• **Task details**: Gather from the listing below each line that includes the word "Give", and copy it.

• **Excerpted data**:
** Start **

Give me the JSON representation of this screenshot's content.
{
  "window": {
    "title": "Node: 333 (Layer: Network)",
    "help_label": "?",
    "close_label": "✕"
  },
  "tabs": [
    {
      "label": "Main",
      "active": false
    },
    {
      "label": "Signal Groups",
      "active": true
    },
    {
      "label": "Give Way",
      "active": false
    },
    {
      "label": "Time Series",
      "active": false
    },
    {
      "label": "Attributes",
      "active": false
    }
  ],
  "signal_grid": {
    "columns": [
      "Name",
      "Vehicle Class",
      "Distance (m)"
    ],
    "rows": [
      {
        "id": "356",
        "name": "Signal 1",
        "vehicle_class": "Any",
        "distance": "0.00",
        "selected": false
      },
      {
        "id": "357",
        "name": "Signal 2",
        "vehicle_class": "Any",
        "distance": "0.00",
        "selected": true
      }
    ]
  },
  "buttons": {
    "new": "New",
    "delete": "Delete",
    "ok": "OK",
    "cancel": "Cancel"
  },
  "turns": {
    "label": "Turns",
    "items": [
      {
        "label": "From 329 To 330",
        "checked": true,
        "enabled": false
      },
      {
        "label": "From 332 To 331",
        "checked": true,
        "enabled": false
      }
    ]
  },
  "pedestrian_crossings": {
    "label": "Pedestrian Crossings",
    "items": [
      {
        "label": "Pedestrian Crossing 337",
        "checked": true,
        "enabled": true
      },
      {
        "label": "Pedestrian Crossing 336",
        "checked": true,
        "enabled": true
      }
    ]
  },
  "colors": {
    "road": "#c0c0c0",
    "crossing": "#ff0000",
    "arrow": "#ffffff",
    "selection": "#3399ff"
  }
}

** End **

• **Response to the exercise**:
Give me the JSON representation of this screenshot's content.
      "label": "Give Way",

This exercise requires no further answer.